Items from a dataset
--------------------------------

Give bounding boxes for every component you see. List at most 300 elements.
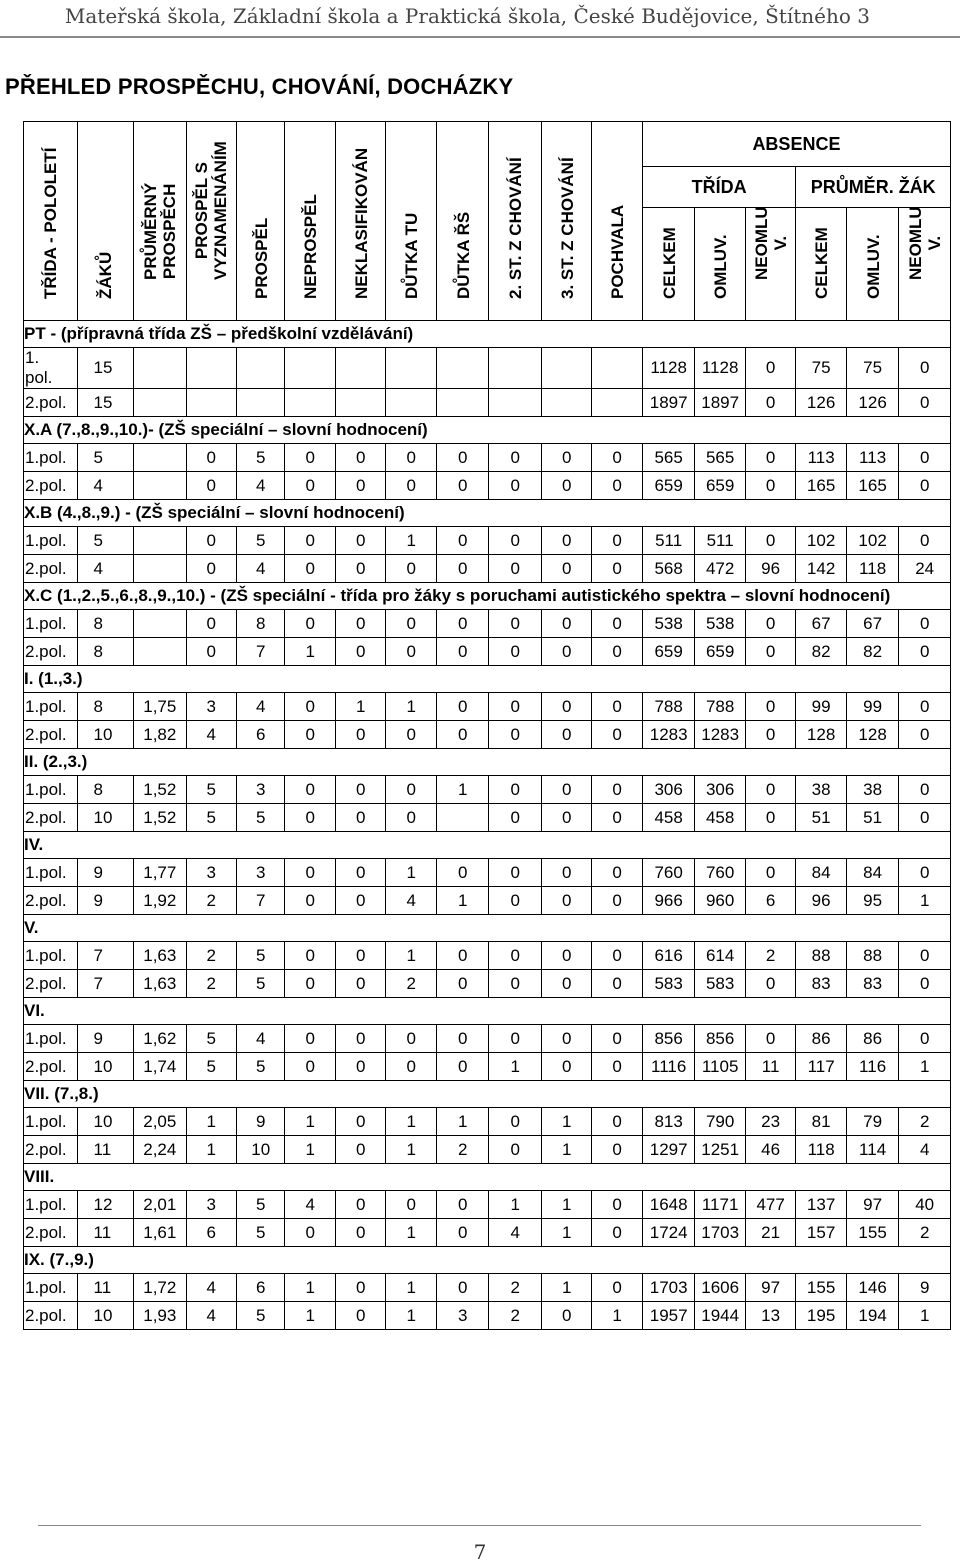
table-cell: 1 bbox=[592, 1302, 642, 1330]
table-cell: 0 bbox=[592, 444, 642, 472]
table-cell: 3 bbox=[436, 1302, 489, 1330]
period-cell: 1.pol. bbox=[24, 1108, 78, 1136]
table-cell: 0 bbox=[436, 1219, 489, 1247]
table-cell: 1 bbox=[436, 776, 489, 804]
table-cell: 10 bbox=[77, 1053, 134, 1081]
table-cell: 0 bbox=[541, 721, 591, 749]
table-cell: 659 bbox=[695, 638, 745, 666]
table-row bbox=[24, 610, 951, 638]
table-cell: 0 bbox=[745, 389, 795, 417]
period-cell: 2.pol. bbox=[24, 721, 78, 749]
table-cell: 0 bbox=[899, 859, 951, 887]
table-cell: 46 bbox=[745, 1136, 795, 1164]
col-trida-neomluv: NEOMLU V. bbox=[745, 208, 795, 321]
table-cell: 5 bbox=[237, 1053, 285, 1081]
table-cell bbox=[285, 389, 335, 417]
table-cell bbox=[436, 389, 489, 417]
table-cell: 2 bbox=[489, 1274, 542, 1302]
table-cell: 2 bbox=[436, 1136, 489, 1164]
table-cell: 1 bbox=[899, 1053, 951, 1081]
period-cell: 1.pol. bbox=[24, 1274, 78, 1302]
table-cell: 5 bbox=[237, 1191, 285, 1219]
table-cell: 113 bbox=[846, 444, 899, 472]
table-cell: 117 bbox=[796, 1053, 846, 1081]
table-cell: 7 bbox=[77, 942, 134, 970]
table-cell: 788 bbox=[695, 693, 745, 721]
table-cell: 0 bbox=[541, 693, 591, 721]
table-cell: 1703 bbox=[642, 1274, 695, 1302]
table-cell: 0 bbox=[436, 444, 489, 472]
table-cell: 1 bbox=[186, 1108, 236, 1136]
table-cell: 5 bbox=[237, 1302, 285, 1330]
results-table bbox=[23, 121, 951, 1330]
header-divider bbox=[0, 36, 960, 38]
table-cell: 1 bbox=[285, 1302, 335, 1330]
table-cell: 538 bbox=[695, 610, 745, 638]
table-cell: 0 bbox=[745, 721, 795, 749]
table-cell: 0 bbox=[285, 610, 335, 638]
table-cell: 5 bbox=[186, 776, 236, 804]
table-cell: 1 bbox=[541, 1219, 591, 1247]
table-row bbox=[24, 1219, 951, 1247]
table-row bbox=[24, 527, 951, 555]
table-cell: 1251 bbox=[695, 1136, 745, 1164]
table-cell: 11 bbox=[77, 1136, 134, 1164]
table-cell: 4 bbox=[237, 472, 285, 500]
table-cell: 565 bbox=[695, 444, 745, 472]
table-cell: 760 bbox=[695, 859, 745, 887]
table-cell: 11 bbox=[77, 1274, 134, 1302]
table-cell: 6 bbox=[237, 1274, 285, 1302]
table-cell: 0 bbox=[386, 610, 436, 638]
table-row bbox=[24, 638, 951, 666]
table-row bbox=[24, 472, 951, 500]
table-cell: 195 bbox=[796, 1302, 846, 1330]
table-cell: 6 bbox=[237, 721, 285, 749]
table-cell bbox=[335, 389, 385, 417]
table-cell: 1606 bbox=[695, 1274, 745, 1302]
table-cell: 0 bbox=[899, 610, 951, 638]
table-cell: 4 bbox=[237, 555, 285, 583]
table-cell: 538 bbox=[642, 610, 695, 638]
table-cell: 1 bbox=[386, 1274, 436, 1302]
table-cell: 0 bbox=[436, 693, 489, 721]
table-cell: 3 bbox=[237, 859, 285, 887]
table-cell: 0 bbox=[489, 970, 542, 998]
table-cell: 1283 bbox=[642, 721, 695, 749]
table-cell: 7 bbox=[237, 638, 285, 666]
table-cell: 128 bbox=[846, 721, 899, 749]
table-cell: 96 bbox=[745, 555, 795, 583]
table-cell: 0 bbox=[335, 610, 385, 638]
table-cell: 9 bbox=[77, 859, 134, 887]
table-cell: 0 bbox=[489, 1108, 542, 1136]
table-cell: 0 bbox=[386, 1053, 436, 1081]
table-cell: 0 bbox=[386, 721, 436, 749]
table-cell: 4 bbox=[386, 887, 436, 915]
table-cell: 79 bbox=[846, 1108, 899, 1136]
table-cell: 511 bbox=[642, 527, 695, 555]
table-cell: 3 bbox=[186, 693, 236, 721]
table-cell: 1 bbox=[541, 1136, 591, 1164]
table-cell bbox=[134, 527, 187, 555]
table-cell: 5 bbox=[237, 527, 285, 555]
table-cell: 0 bbox=[335, 776, 385, 804]
table-cell: 0 bbox=[386, 776, 436, 804]
table-cell: 4 bbox=[186, 1274, 236, 1302]
table-cell: 0 bbox=[489, 444, 542, 472]
table-cell: 0 bbox=[899, 527, 951, 555]
table-cell: 856 bbox=[642, 1025, 695, 1053]
table-cell: 0 bbox=[592, 1136, 642, 1164]
table-cell: 1648 bbox=[642, 1191, 695, 1219]
table-cell: 0 bbox=[489, 887, 542, 915]
period-cell: 2.pol. bbox=[24, 1053, 78, 1081]
table-cell: 0 bbox=[592, 555, 642, 583]
col-2st-chovani: 2. ST. Z CHOVÁNÍ bbox=[489, 122, 542, 321]
table-cell: 0 bbox=[899, 389, 951, 417]
table-cell: 0 bbox=[489, 1025, 542, 1053]
table-cell: 4 bbox=[77, 555, 134, 583]
table-cell: 0 bbox=[436, 970, 489, 998]
table-cell: 0 bbox=[745, 610, 795, 638]
period-cell: 1.pol. bbox=[24, 859, 78, 887]
table-cell: 0 bbox=[285, 970, 335, 998]
table-cell: 1 bbox=[489, 1053, 542, 1081]
table-cell: 0 bbox=[285, 942, 335, 970]
table-cell: 1 bbox=[899, 887, 951, 915]
table-cell: 0 bbox=[541, 859, 591, 887]
table-cell: 4 bbox=[237, 1025, 285, 1053]
table-cell: 24 bbox=[899, 555, 951, 583]
table-cell: 0 bbox=[899, 942, 951, 970]
table-cell: 788 bbox=[642, 693, 695, 721]
table-cell: 146 bbox=[846, 1274, 899, 1302]
table-cell: 0 bbox=[335, 721, 385, 749]
table-cell: 0 bbox=[186, 638, 236, 666]
table-cell: 0 bbox=[592, 1053, 642, 1081]
table-cell: 477 bbox=[745, 1191, 795, 1219]
table-cell: 659 bbox=[695, 472, 745, 500]
table-cell: 0 bbox=[489, 1136, 542, 1164]
table-cell: 1 bbox=[186, 1136, 236, 1164]
table-row bbox=[24, 776, 951, 804]
period-cell: 1.pol. bbox=[24, 610, 78, 638]
table-cell: 0 bbox=[436, 942, 489, 970]
table-cell: 0 bbox=[386, 804, 436, 832]
section-title: X.A (7.,8.,9.,10.)- (ZŠ speciální – slovní hodnocení) bbox=[24, 417, 951, 444]
table-cell: 1 bbox=[386, 942, 436, 970]
section-row bbox=[24, 832, 951, 859]
table-cell bbox=[489, 348, 542, 389]
table-cell bbox=[541, 389, 591, 417]
table-cell: 790 bbox=[695, 1108, 745, 1136]
table-cell: 8 bbox=[77, 693, 134, 721]
table-cell: 9 bbox=[899, 1274, 951, 1302]
table-cell: 0 bbox=[335, 1302, 385, 1330]
table-cell: 11 bbox=[745, 1053, 795, 1081]
table-cell: 96 bbox=[796, 887, 846, 915]
table-cell: 0 bbox=[541, 472, 591, 500]
table-cell: 659 bbox=[642, 638, 695, 666]
table-cell: 83 bbox=[796, 970, 846, 998]
table-cell: 0 bbox=[386, 444, 436, 472]
table-cell: 1 bbox=[386, 1108, 436, 1136]
table-cell: 9 bbox=[77, 1025, 134, 1053]
table-cell: 1105 bbox=[695, 1053, 745, 1081]
col-prumerny-prospech: PRŮMĚRNÝ PROSPĚCH bbox=[134, 122, 187, 321]
table-cell bbox=[386, 389, 436, 417]
section-row bbox=[24, 915, 951, 942]
table-cell: 82 bbox=[796, 638, 846, 666]
table-cell: 0 bbox=[541, 970, 591, 998]
table-cell: 1,61 bbox=[134, 1219, 187, 1247]
table-cell: 0 bbox=[541, 1053, 591, 1081]
table-cell: 1 bbox=[541, 1108, 591, 1136]
col-dutka-rs: DŮTKA ŘŠ bbox=[436, 122, 489, 321]
table-cell: 114 bbox=[846, 1136, 899, 1164]
col-dutka-tu: DŮTKA TU bbox=[386, 122, 436, 321]
table-cell: 0 bbox=[436, 1025, 489, 1053]
page-number: 7 bbox=[473, 1540, 487, 1564]
table-cell: 3 bbox=[186, 859, 236, 887]
col-zak-omluv: OMLUV. bbox=[846, 208, 899, 321]
table-cell: 0 bbox=[285, 859, 335, 887]
table-cell: 0 bbox=[592, 804, 642, 832]
table-cell: 5 bbox=[186, 804, 236, 832]
table-cell: 1,63 bbox=[134, 942, 187, 970]
period-cell: 1.pol. bbox=[24, 1191, 78, 1219]
table-cell: 1 bbox=[285, 1136, 335, 1164]
section-row bbox=[24, 583, 951, 610]
table-cell: 0 bbox=[436, 1053, 489, 1081]
table-cell: 1 bbox=[386, 527, 436, 555]
table-cell: 1,75 bbox=[134, 693, 187, 721]
table-cell: 75 bbox=[846, 348, 899, 389]
table-cell: 113 bbox=[796, 444, 846, 472]
table-cell: 2 bbox=[186, 942, 236, 970]
table-cell: 1128 bbox=[695, 348, 745, 389]
table-cell: 0 bbox=[899, 970, 951, 998]
table-cell: 0 bbox=[436, 721, 489, 749]
table-cell: 0 bbox=[436, 527, 489, 555]
table-cell: 0 bbox=[335, 638, 385, 666]
table-cell: 1,72 bbox=[134, 1274, 187, 1302]
table-cell: 0 bbox=[899, 721, 951, 749]
period-cell: 2.pol. bbox=[24, 1219, 78, 1247]
table-row bbox=[24, 970, 951, 998]
table-cell: 0 bbox=[745, 348, 795, 389]
table-cell bbox=[134, 638, 187, 666]
table-cell: 0 bbox=[899, 693, 951, 721]
table-cell: 565 bbox=[642, 444, 695, 472]
table-cell: 0 bbox=[489, 610, 542, 638]
table-cell bbox=[386, 348, 436, 389]
table-cell: 8 bbox=[77, 610, 134, 638]
period-cell: 2.pol. bbox=[24, 1136, 78, 1164]
table-cell: 128 bbox=[796, 721, 846, 749]
table-cell: 0 bbox=[541, 887, 591, 915]
table-cell: 568 bbox=[642, 555, 695, 583]
table-cell: 0 bbox=[592, 638, 642, 666]
table-cell: 0 bbox=[436, 859, 489, 887]
table-cell: 0 bbox=[335, 472, 385, 500]
table-cell: 0 bbox=[745, 444, 795, 472]
period-cell: 2.pol. bbox=[24, 804, 78, 832]
table-cell: 15 bbox=[77, 389, 134, 417]
table-cell: 4 bbox=[237, 693, 285, 721]
section-row bbox=[24, 1164, 951, 1191]
table-cell: 856 bbox=[695, 1025, 745, 1053]
table-cell: 4 bbox=[285, 1191, 335, 1219]
table-row bbox=[24, 1302, 951, 1330]
table-cell: 0 bbox=[436, 555, 489, 583]
table-cell: 1 bbox=[335, 693, 385, 721]
table-cell: 10 bbox=[77, 804, 134, 832]
table-cell: 97 bbox=[846, 1191, 899, 1219]
table-cell: 0 bbox=[489, 804, 542, 832]
table-cell: 1724 bbox=[642, 1219, 695, 1247]
table-cell bbox=[186, 389, 236, 417]
table-cell: 0 bbox=[592, 527, 642, 555]
table-cell: 0 bbox=[335, 1108, 385, 1136]
table-cell: 23 bbox=[745, 1108, 795, 1136]
table-cell: 0 bbox=[541, 638, 591, 666]
table-cell: 2 bbox=[386, 970, 436, 998]
table-cell: 0 bbox=[899, 472, 951, 500]
section-title: IV. bbox=[24, 832, 951, 859]
table-cell: 0 bbox=[386, 1191, 436, 1219]
table-cell: 5 bbox=[77, 527, 134, 555]
table-cell: 1 bbox=[436, 1108, 489, 1136]
period-cell: 2.pol. bbox=[24, 389, 78, 417]
table-cell: 10 bbox=[77, 1108, 134, 1136]
table-cell: 8 bbox=[77, 638, 134, 666]
table-cell: 0 bbox=[335, 1136, 385, 1164]
table-cell: 1 bbox=[386, 693, 436, 721]
table-cell: 0 bbox=[489, 859, 542, 887]
table-cell: 2,05 bbox=[134, 1108, 187, 1136]
table-cell: 38 bbox=[796, 776, 846, 804]
period-cell: 2.pol. bbox=[24, 1302, 78, 1330]
table-cell bbox=[186, 348, 236, 389]
table-cell: 142 bbox=[796, 555, 846, 583]
table-cell: 99 bbox=[846, 693, 899, 721]
table-cell: 583 bbox=[695, 970, 745, 998]
table-cell: 1 bbox=[386, 1219, 436, 1247]
table-row bbox=[24, 1274, 951, 1302]
table-cell: 0 bbox=[285, 721, 335, 749]
table-cell: 4 bbox=[77, 472, 134, 500]
table-cell: 0 bbox=[592, 1025, 642, 1053]
period-cell: 1.pol. bbox=[24, 693, 78, 721]
table-cell bbox=[237, 348, 285, 389]
table-cell: 1,52 bbox=[134, 776, 187, 804]
table-cell bbox=[436, 348, 489, 389]
table-cell: 7 bbox=[237, 887, 285, 915]
table-cell: 0 bbox=[386, 638, 436, 666]
table-cell: 1 bbox=[899, 1302, 951, 1330]
table-cell: 2,24 bbox=[134, 1136, 187, 1164]
table-cell: 0 bbox=[745, 527, 795, 555]
table-cell: 659 bbox=[642, 472, 695, 500]
section-row bbox=[24, 998, 951, 1025]
table-cell: 0 bbox=[541, 610, 591, 638]
table-cell: 7 bbox=[77, 970, 134, 998]
period-cell: 2.pol. bbox=[24, 555, 78, 583]
table-cell: 614 bbox=[695, 942, 745, 970]
section-title: IX. (7.,9.) bbox=[24, 1247, 951, 1274]
table-cell: 0 bbox=[899, 348, 951, 389]
table-cell: 1703 bbox=[695, 1219, 745, 1247]
table-cell: 4 bbox=[899, 1136, 951, 1164]
table-cell: 15 bbox=[77, 348, 134, 389]
table-cell: 5 bbox=[237, 444, 285, 472]
table-cell: 155 bbox=[796, 1274, 846, 1302]
table-cell: 88 bbox=[796, 942, 846, 970]
section-title: I. (1.,3.) bbox=[24, 666, 951, 693]
absence-trida-header: TŘÍDA bbox=[642, 167, 795, 208]
period-cell: 2.pol. bbox=[24, 638, 78, 666]
table-cell: 1 bbox=[285, 638, 335, 666]
table-cell: 0 bbox=[592, 610, 642, 638]
table-cell: 0 bbox=[489, 776, 542, 804]
table-cell: 0 bbox=[436, 472, 489, 500]
table-cell: 0 bbox=[541, 555, 591, 583]
table-cell: 2 bbox=[899, 1219, 951, 1247]
table-cell: 11 bbox=[77, 1219, 134, 1247]
table-cell: 0 bbox=[745, 472, 795, 500]
table-cell: 1,63 bbox=[134, 970, 187, 998]
table-cell: 966 bbox=[642, 887, 695, 915]
col-prospel: PROSPĚL bbox=[237, 122, 285, 321]
absence-header: ABSENCE bbox=[642, 122, 950, 167]
table-cell: 0 bbox=[436, 1274, 489, 1302]
table-cell: 0 bbox=[592, 1108, 642, 1136]
table-cell: 511 bbox=[695, 527, 745, 555]
section-row bbox=[24, 1247, 951, 1274]
table-cell: 1 bbox=[541, 1274, 591, 1302]
table-cell bbox=[134, 389, 187, 417]
table-cell: 82 bbox=[846, 638, 899, 666]
table-cell: 1 bbox=[541, 1191, 591, 1219]
table-cell: 67 bbox=[846, 610, 899, 638]
table-cell: 0 bbox=[745, 970, 795, 998]
table-body bbox=[24, 321, 951, 1330]
table-cell: 0 bbox=[489, 942, 542, 970]
table-cell: 99 bbox=[796, 693, 846, 721]
table-cell: 5 bbox=[237, 1219, 285, 1247]
table-cell: 86 bbox=[796, 1025, 846, 1053]
section-row bbox=[24, 1081, 951, 1108]
table-cell: 0 bbox=[285, 1219, 335, 1247]
table-cell: 3 bbox=[237, 776, 285, 804]
table-cell: 1,77 bbox=[134, 859, 187, 887]
table-cell: 0 bbox=[386, 472, 436, 500]
table-cell: 0 bbox=[335, 1025, 385, 1053]
page-header bbox=[0, 0, 960, 40]
table-cell: 51 bbox=[846, 804, 899, 832]
table-cell: 0 bbox=[541, 527, 591, 555]
table-cell: 118 bbox=[796, 1136, 846, 1164]
table-cell: 1957 bbox=[642, 1302, 695, 1330]
table-cell: 0 bbox=[592, 776, 642, 804]
table-cell: 0 bbox=[436, 638, 489, 666]
table-cell: 0 bbox=[899, 444, 951, 472]
section-title: V. bbox=[24, 915, 951, 942]
table-cell: 1171 bbox=[695, 1191, 745, 1219]
table-cell: 0 bbox=[899, 638, 951, 666]
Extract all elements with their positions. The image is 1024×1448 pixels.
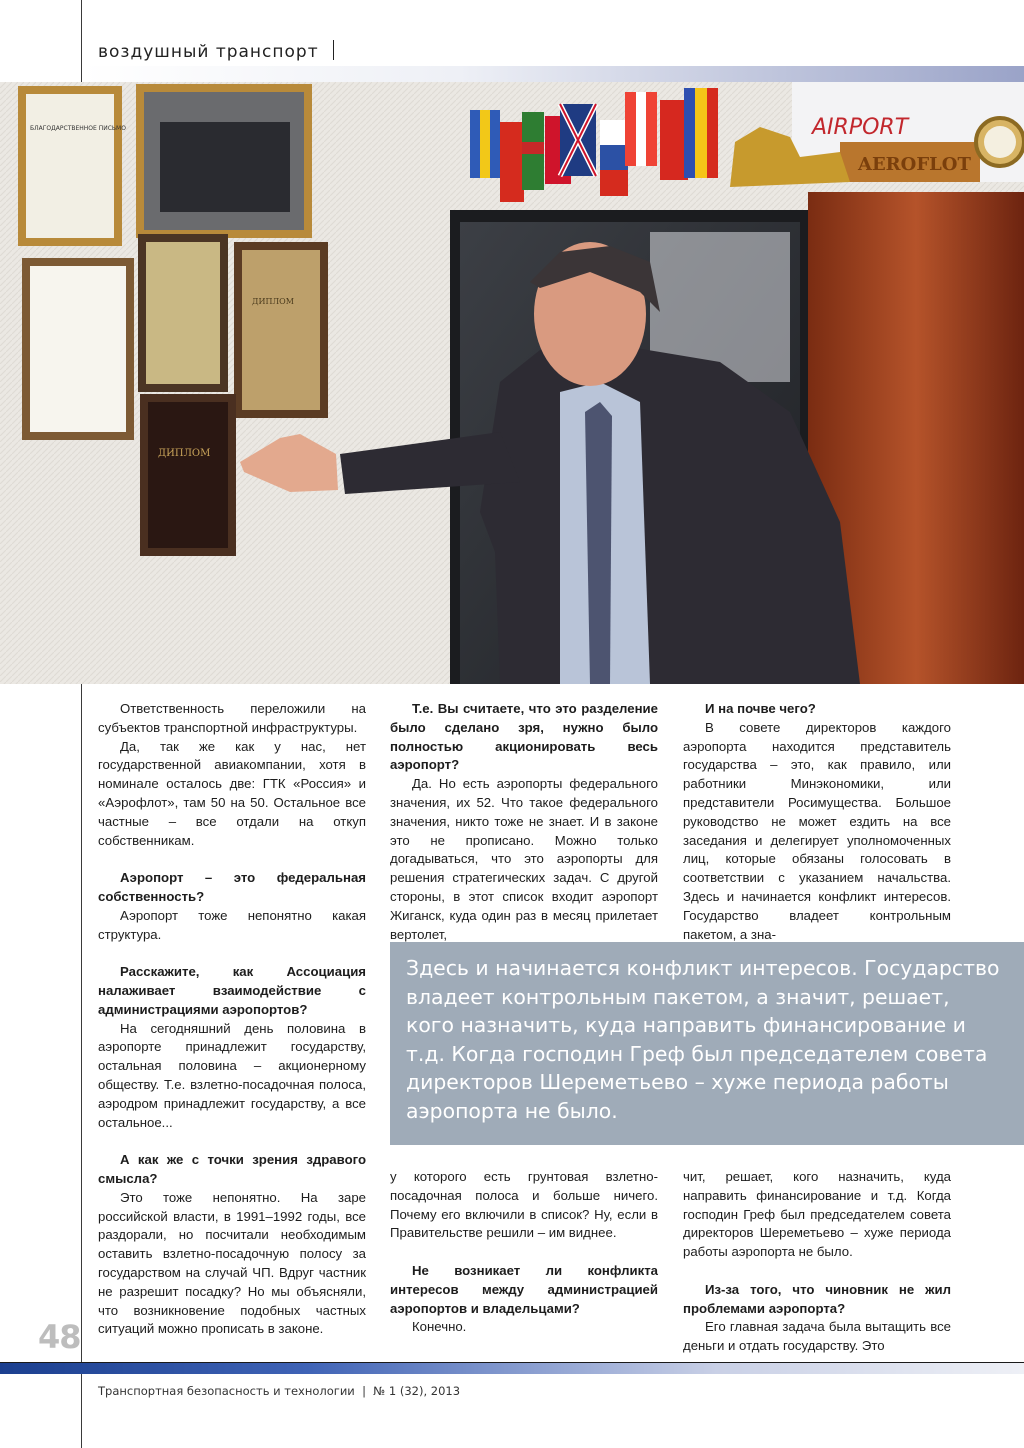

--------------------------------

- **REQUIRED TASK**
Set down the stretch of lines above from the line containing "table-cell: 1 bbox=[592, 1302, 642, 1330]" through the line containing "table-cell: 0 bbox=[436, 444, 489, 472]", both ends included, unchanged.

- **TASK OUTPUT**
table-cell: 1 bbox=[592, 1302, 642, 1330]
table-cell: 0 bbox=[592, 444, 642, 472]
table-cell: 3 bbox=[436, 1302, 489, 1330]
period-cell: 1.pol. bbox=[24, 1108, 78, 1136]
table-cell: 0 bbox=[436, 1219, 489, 1247]
table-cell: 1 bbox=[436, 776, 489, 804]
table-cell: 10 bbox=[77, 1053, 134, 1081]
table-cell: 0 bbox=[541, 721, 591, 749]
table-cell: 659 bbox=[695, 638, 745, 666]
table-row bbox=[24, 610, 951, 638]
table-cell: 0 bbox=[745, 389, 795, 417]
period-cell: 2.pol. bbox=[24, 721, 78, 749]
table-cell: 0 bbox=[899, 859, 951, 887]
table-cell: 46 bbox=[745, 1136, 795, 1164]
col-trida-neomluv: NEOMLU V. bbox=[745, 208, 795, 321]
table-cell: 5 bbox=[237, 1053, 285, 1081]
table-cell bbox=[285, 389, 335, 417]
table-cell bbox=[436, 389, 489, 417]
table-cell: 2 bbox=[489, 1274, 542, 1302]
table-cell: 2 bbox=[436, 1136, 489, 1164]
table-cell: 1 bbox=[899, 1053, 951, 1081]
period-cell: 1.pol. bbox=[24, 1274, 78, 1302]
table-cell: 5 bbox=[237, 1191, 285, 1219]
table-cell: 113 bbox=[846, 444, 899, 472]
table-cell: 117 bbox=[796, 1053, 846, 1081]
table-cell: 7 bbox=[77, 942, 134, 970]
table-cell: 788 bbox=[695, 693, 745, 721]
table-cell: 0 bbox=[541, 693, 591, 721]
table-cell: 1703 bbox=[642, 1274, 695, 1302]
table-cell: 0 bbox=[436, 444, 489, 472]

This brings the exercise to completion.